PROBLEM TO WORK ON
Using the records provided below, locate and copy each line that contains the word "Γάλλοι".

ITEMS
--------------------------------
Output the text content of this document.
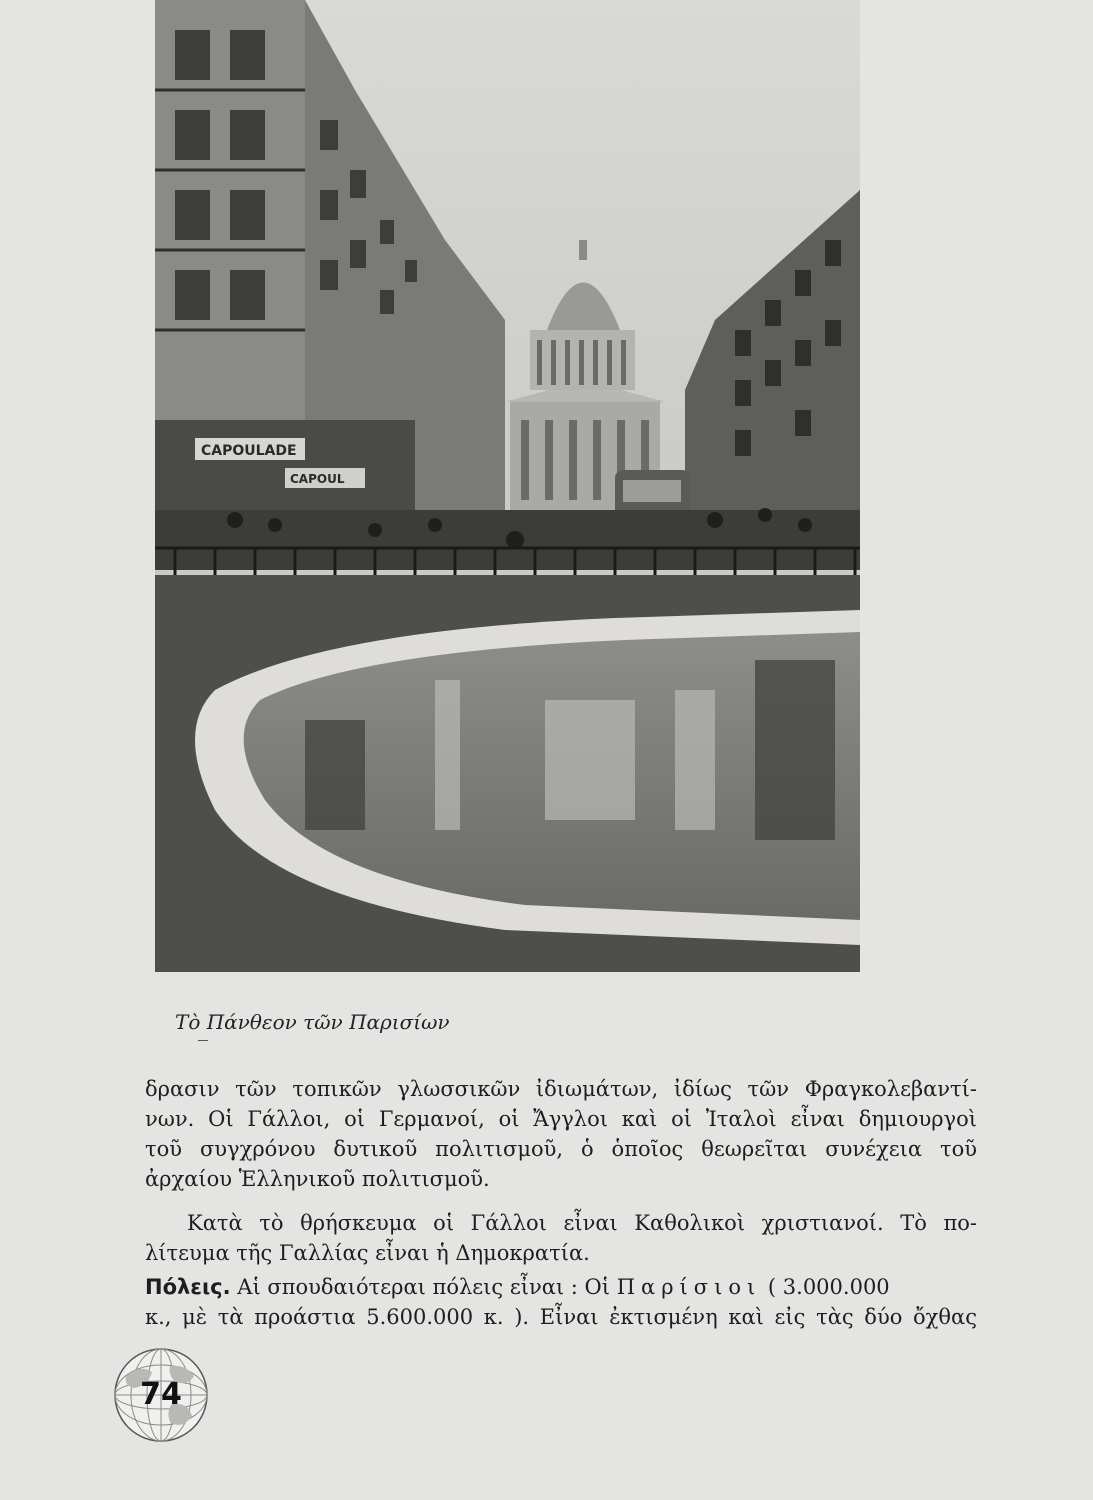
CAPOULADE
CAPOUL
Τὸ Πάνθεον τῶν Παρισίων
δρασιν τῶν τοπικῶν γλωσσικῶν ἰδιωμάτων, ἰδίως τῶν Φραγκολεβαντί-
νων. Οἱ Γάλλοι, οἱ Γερμανοί, οἱ Ἄγγλοι καὶ οἱ Ἰταλοὶ εἶναι δημιουργοὶ
τοῦ συγχρόνου δυτικοῦ πολιτισμοῦ, ὁ ὁποῖος θεωρεῖται συνέχεια τοῦ
ἀρχαίου Ἑλληνικοῦ πολιτισμοῦ.
Κατὰ τὸ θρήσκευμα οἱ Γάλλοι εἶναι Καθολικοὶ χριστιανοί. Τὸ πο-
λίτευμα τῆς Γαλλίας εἶναι ἡ Δημοκρατία.
Πόλεις. Αἱ σπουδαιότεραι πόλεις εἶναι : Οἱ Παρίσιοι ( 3.000.000
κ., μὲ τὰ προάστια 5.600.000 κ. ). Εἶναι ἐκτισμένη καὶ εἰς τὰς δύο ὄχθας
74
--------------------------------
OUTPUT OF THE TASK
νων. Οἱ Γάλλοι, οἱ Γερμανοί, οἱ Ἄγγλοι καὶ οἱ Ἰταλοὶ εἶναι δημιουργοὶ
Κατὰ τὸ θρήσκευμα οἱ Γάλλοι εἶναι Καθολικοὶ χριστιανοί. Τὸ πο-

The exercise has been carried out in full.